GIVEN REQUEST:
Copy every line that contains the string "projekty" from the entries below.

RECORDS:
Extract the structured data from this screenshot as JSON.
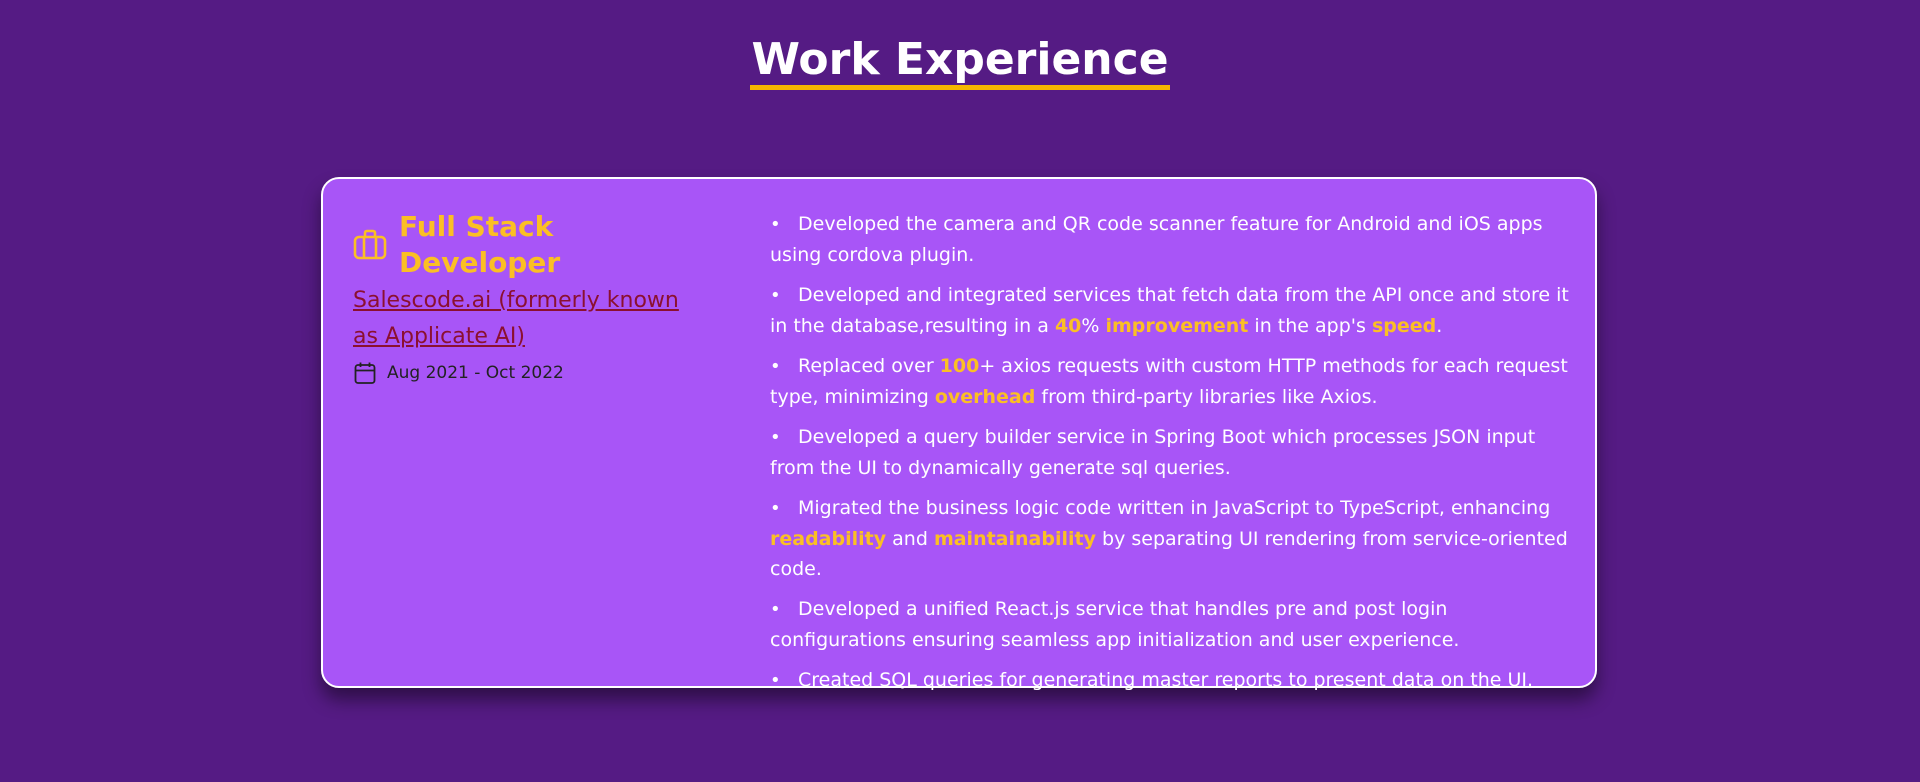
{
  "section": {
    "title": "Work Experience"
  },
  "job": {
    "role_icon": "briefcase-icon",
    "role": "Full Stack Developer",
    "company": "Salescode.ai (formerly known as Applicate AI)",
    "date_icon": "calendar-icon",
    "dates": "Aug 2021 - Oct 2022"
  },
  "bullets": [
    {
      "parts": [
        {
          "text": "Developed the camera and QR code scanner feature for Android and iOS apps using cordova plugin."
        }
      ]
    },
    {
      "parts": [
        {
          "text": "Developed and integrated services that fetch data from the API once and store it in the database,resulting in a "
        },
        {
          "text": "40",
          "hl": true
        },
        {
          "text": "% "
        },
        {
          "text": "improvement",
          "hl": true
        },
        {
          "text": " in the app's "
        },
        {
          "text": "speed",
          "hl": true
        },
        {
          "text": "."
        }
      ]
    },
    {
      "parts": [
        {
          "text": "Replaced over "
        },
        {
          "text": "100",
          "hl": true
        },
        {
          "text": "+ axios requests with custom HTTP methods for each request type, minimizing "
        },
        {
          "text": "overhead",
          "hl": true
        },
        {
          "text": " from third-party libraries like Axios."
        }
      ]
    },
    {
      "parts": [
        {
          "text": "Developed a query builder service in Spring Boot which processes JSON input from the UI to dynamically generate sql queries."
        }
      ]
    },
    {
      "parts": [
        {
          "text": "Migrated the business logic code written in JavaScript to TypeScript, enhancing "
        },
        {
          "text": "readability",
          "hl": true
        },
        {
          "text": " and "
        },
        {
          "text": "maintainability",
          "hl": true
        },
        {
          "text": " by separating UI rendering from service-oriented code."
        }
      ]
    },
    {
      "parts": [
        {
          "text": "Developed a unified React.js service that handles pre and post login configurations ensuring seamless app initialization and user experience."
        }
      ]
    },
    {
      "parts": [
        {
          "text": "Created SQL queries for generating master reports to present data on the UI."
        }
      ]
    }
  ],
  "colors": {
    "background": "#551b84",
    "card": "#a855f7",
    "accent": "#fbbf24",
    "underline": "#f5b700",
    "company_link": "#8b1030"
  }
}
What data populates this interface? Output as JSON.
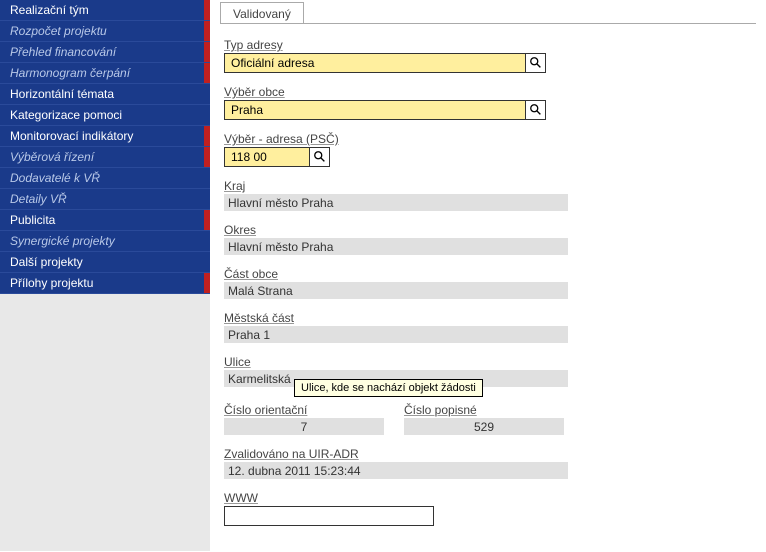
{
  "sidebar": {
    "items": [
      {
        "label": "Realizační tým",
        "italic": false,
        "red": true
      },
      {
        "label": "Rozpočet projektu",
        "italic": true,
        "red": true
      },
      {
        "label": "Přehled financování",
        "italic": true,
        "red": true
      },
      {
        "label": "Harmonogram čerpání",
        "italic": true,
        "red": true
      },
      {
        "label": "Horizontální témata",
        "italic": false,
        "red": false
      },
      {
        "label": "Kategorizace pomoci",
        "italic": false,
        "red": false
      },
      {
        "label": "Monitorovací indikátory",
        "italic": false,
        "red": true
      },
      {
        "label": "Výběrová řízení",
        "italic": true,
        "red": true
      },
      {
        "label": "Dodavatelé k VŘ",
        "italic": true,
        "red": false
      },
      {
        "label": "Detaily VŘ",
        "italic": true,
        "red": false
      },
      {
        "label": "Publicita",
        "italic": false,
        "red": true
      },
      {
        "label": "Synergické projekty",
        "italic": true,
        "red": false
      },
      {
        "label": "Další projekty",
        "italic": false,
        "red": false
      },
      {
        "label": "Přílohy projektu",
        "italic": false,
        "red": true
      }
    ]
  },
  "tab": {
    "label": "Validovaný"
  },
  "fields": {
    "typ_adresy": {
      "label": "Typ adresy",
      "value": "Oficiální adresa"
    },
    "vyber_obce": {
      "label": "Výběr obce",
      "value": "Praha"
    },
    "vyber_psc": {
      "label": "Výběr - adresa (PSČ)",
      "value": "118 00"
    },
    "kraj": {
      "label": "Kraj",
      "value": "Hlavní město Praha"
    },
    "okres": {
      "label": "Okres",
      "value": "Hlavní město Praha"
    },
    "cast_obce": {
      "label": "Část obce",
      "value": "Malá Strana"
    },
    "mestska_cast": {
      "label": "Městská část",
      "value": "Praha 1"
    },
    "ulice": {
      "label": "Ulice",
      "value": "Karmelitská"
    },
    "cislo_orientacni": {
      "label": "Číslo orientační",
      "value": "7"
    },
    "cislo_popisne": {
      "label": "Číslo popisné",
      "value": "529"
    },
    "zvalidovano": {
      "label": "Zvalidováno na UIR-ADR",
      "value": "12. dubna 2011 15:23:44"
    },
    "www": {
      "label": "WWW",
      "value": ""
    }
  },
  "tooltip": {
    "text": "Ulice, kde se nachází objekt žádosti"
  }
}
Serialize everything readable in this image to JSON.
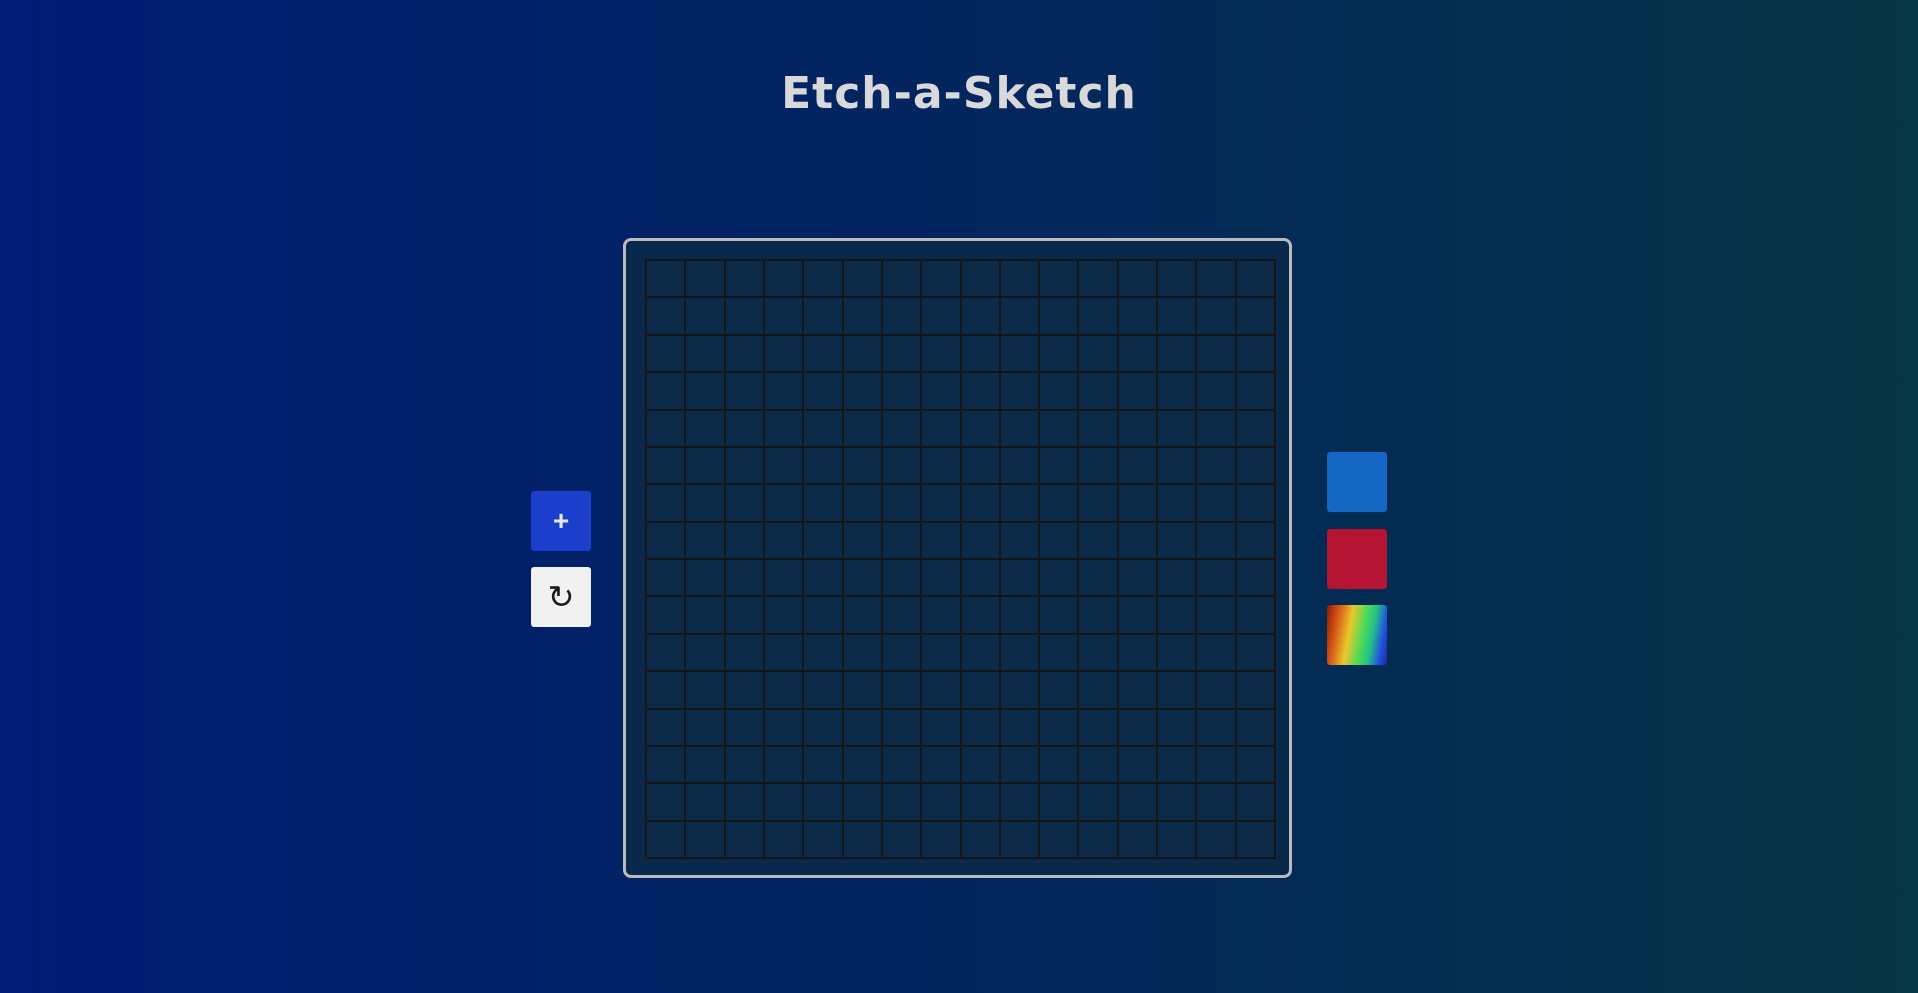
{
  "header": {
    "title": "Etch-a-Sketch"
  },
  "controls": {
    "add_label": "+",
    "reset_label": "↻"
  },
  "board": {
    "rows": 16,
    "columns": 16,
    "cell_color": "#0d2a48",
    "line_color": "#141618",
    "frame_color": "#b9b9c0"
  },
  "colors": {
    "options": [
      {
        "name": "blue",
        "value": "#1467c2"
      },
      {
        "name": "red",
        "value": "#b51332"
      },
      {
        "name": "rainbow",
        "value": "rainbow-gradient"
      }
    ],
    "background_start": "#001b74",
    "background_end": "#063544",
    "add_button_color": "#1b3fcc",
    "reset_button_color": "#f1f1f2"
  }
}
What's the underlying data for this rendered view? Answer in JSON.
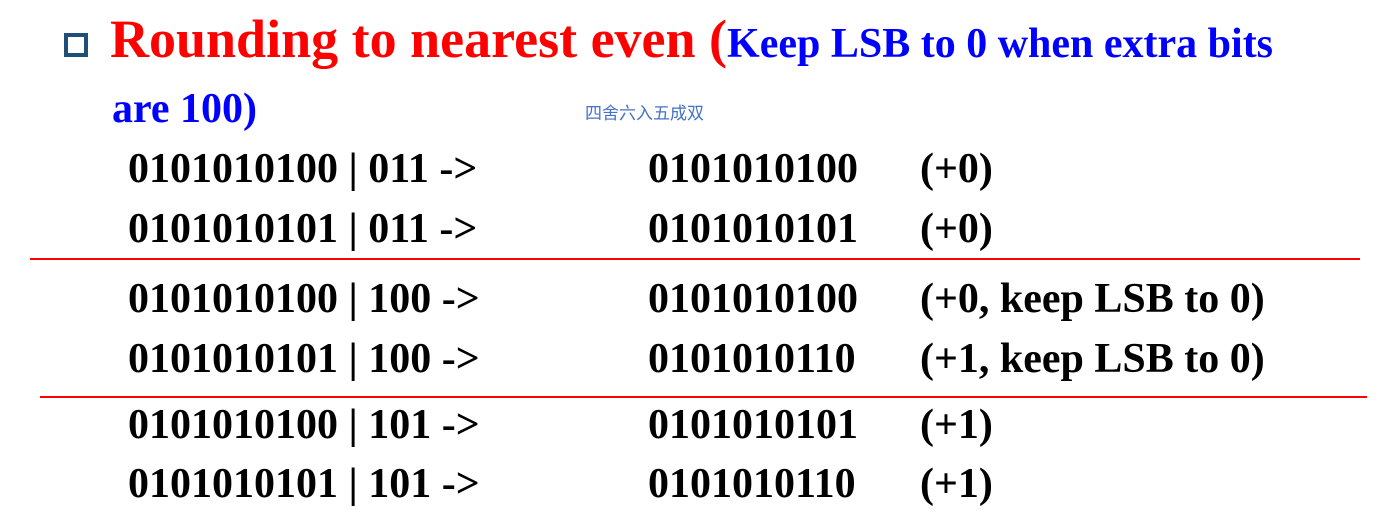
{
  "title": {
    "red_text": "Rounding to nearest even (",
    "blue_text_line1": "Keep LSB to 0 when extra bits",
    "blue_text_line2": "are 100)"
  },
  "note": "四舍六入五成双",
  "colors": {
    "bullet_border": "#1f4e79",
    "title_red": "#ff0000",
    "title_blue": "#0000ff",
    "note_blue": "#4472c4",
    "divider_red": "#ff0000"
  },
  "rows": [
    {
      "input": "0101010100 | 011 ->",
      "output": "0101010100",
      "delta": "(+0)"
    },
    {
      "input": "0101010101 | 011 ->",
      "output": "0101010101",
      "delta": "(+0)"
    },
    {
      "input": "0101010100 | 100 ->",
      "output": "0101010100",
      "delta": "(+0, keep LSB to 0)"
    },
    {
      "input": "0101010101 | 100 ->",
      "output": "0101010110",
      "delta": "(+1, keep LSB to 0)"
    },
    {
      "input": "0101010100 | 101 ->",
      "output": "0101010101",
      "delta": "(+1)"
    },
    {
      "input": "0101010101 | 101 ->",
      "output": "0101010110",
      "delta": "(+1)"
    }
  ]
}
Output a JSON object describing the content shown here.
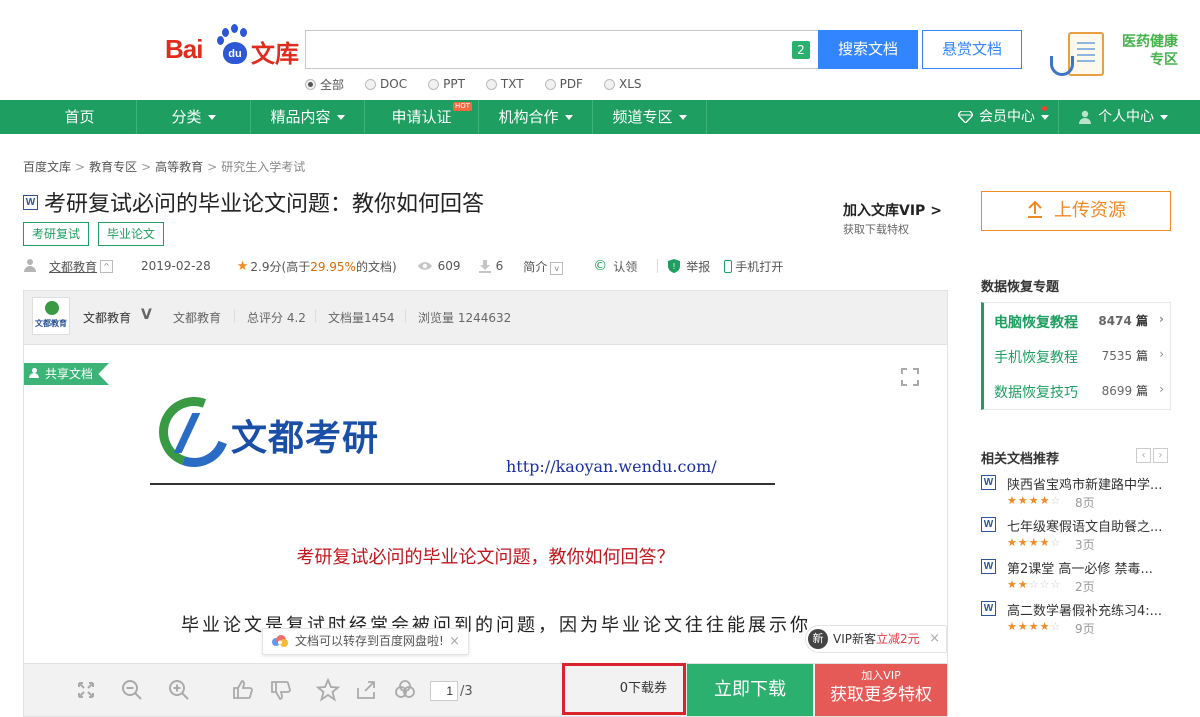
{
  "colors": {
    "brand_green": "#1e9e60",
    "search_blue": "#3385ff",
    "upload_orange": "#f08a24",
    "vip_red": "#e55a57",
    "highlight_orange": "#e16b00"
  },
  "header": {
    "logo_text_bai": "Bai",
    "logo_text_du": "du",
    "logo_text_wenku": "文库",
    "search": {
      "value": "",
      "placeholder": "",
      "count_badge": "2"
    },
    "search_button": "搜索文档",
    "reward_button": "悬赏文档",
    "filters": [
      {
        "label": "全部",
        "selected": true
      },
      {
        "label": "DOC",
        "selected": false
      },
      {
        "label": "PPT",
        "selected": false
      },
      {
        "label": "TXT",
        "selected": false
      },
      {
        "label": "PDF",
        "selected": false
      },
      {
        "label": "XLS",
        "selected": false
      }
    ],
    "promo": {
      "line1": "医药健康",
      "line2": "专区",
      "icon": "clipboard-stethoscope-icon"
    }
  },
  "nav": {
    "items": [
      {
        "label": "首页",
        "has_caret": false
      },
      {
        "label": "分类",
        "has_caret": true
      },
      {
        "label": "精品内容",
        "has_caret": true
      },
      {
        "label": "申请认证",
        "has_caret": false,
        "badge": "HOT"
      },
      {
        "label": "机构合作",
        "has_caret": true
      },
      {
        "label": "频道专区",
        "has_caret": true
      }
    ],
    "member_center": "会员中心",
    "personal_center": "个人中心"
  },
  "breadcrumb": [
    "百度文库",
    "教育专区",
    "高等教育",
    "研究生入学考试"
  ],
  "doc": {
    "type_icon": "W",
    "title": "考研复试必问的毕业论文问题：教你如何回答",
    "tags": [
      "考研复试",
      "毕业论文"
    ],
    "meta": {
      "author": "文都教育",
      "date": "2019-02-28",
      "score_prefix": "2.9分(高于",
      "score_pct": "29.95%",
      "score_suffix": "的文档)",
      "views": "609",
      "downloads": "6",
      "intro": "简介",
      "claim": "认领",
      "report": "举报",
      "mobile": "手机打开"
    }
  },
  "vip_join": {
    "title": "加入文库VIP",
    "arrow": ">",
    "subtitle": "获取下载特权"
  },
  "author_bar": {
    "logo_text": "文都教育",
    "name": "文都教育",
    "v_mark": "V",
    "org": "文都教育",
    "total_score": "总评分 4.2",
    "doc_count": "文档量1454",
    "view_count": "浏览量 1244632"
  },
  "page": {
    "share_flag": "共享文档",
    "wd_logo_text": "文都考研",
    "url": "http://kaoyan.wendu.com/",
    "heading": "考研复试必问的毕业论文问题，教你如何回答？",
    "body": "毕业论文是复试时经常会被问到的问题，因为毕业论文往往能展示你"
  },
  "toasts": {
    "netdisk": "文档可以转存到百度网盘啦!",
    "close": "×",
    "vip_badge": "新",
    "vip_prefix": "VIP新客",
    "vip_red": "立减2元"
  },
  "toolbar": {
    "current_page": "1",
    "total_pages": "/3",
    "voucher": "0下载券",
    "download": "立即下载",
    "vip_small": "加入VIP",
    "vip_big": "获取更多特权"
  },
  "sidebar": {
    "upload": "上传资源",
    "recover_title": "数据恢复专题",
    "recover_items": [
      {
        "label": "电脑恢复教程",
        "count": "8474",
        "unit": "篇",
        "bold": true
      },
      {
        "label": "手机恢复教程",
        "count": "7535",
        "unit": "篇",
        "bold": false
      },
      {
        "label": "数据恢复技巧",
        "count": "8699",
        "unit": "篇",
        "bold": false
      }
    ],
    "related_title": "相关文档推荐",
    "related": [
      {
        "title": "陕西省宝鸡市新建路中学...",
        "rating": 4,
        "pages": "8页"
      },
      {
        "title": "七年级寒假语文自助餐之...",
        "rating": 4,
        "pages": "3页"
      },
      {
        "title": "第2课堂 高一必修 禁毒...",
        "rating": 2,
        "pages": "2页"
      },
      {
        "title": "高二数学暑假补充练习4:...",
        "rating": 4,
        "pages": "9页"
      }
    ]
  }
}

TASK RESPONSE:
        "label": "Synergické projekty",
        "label": "Další projekty",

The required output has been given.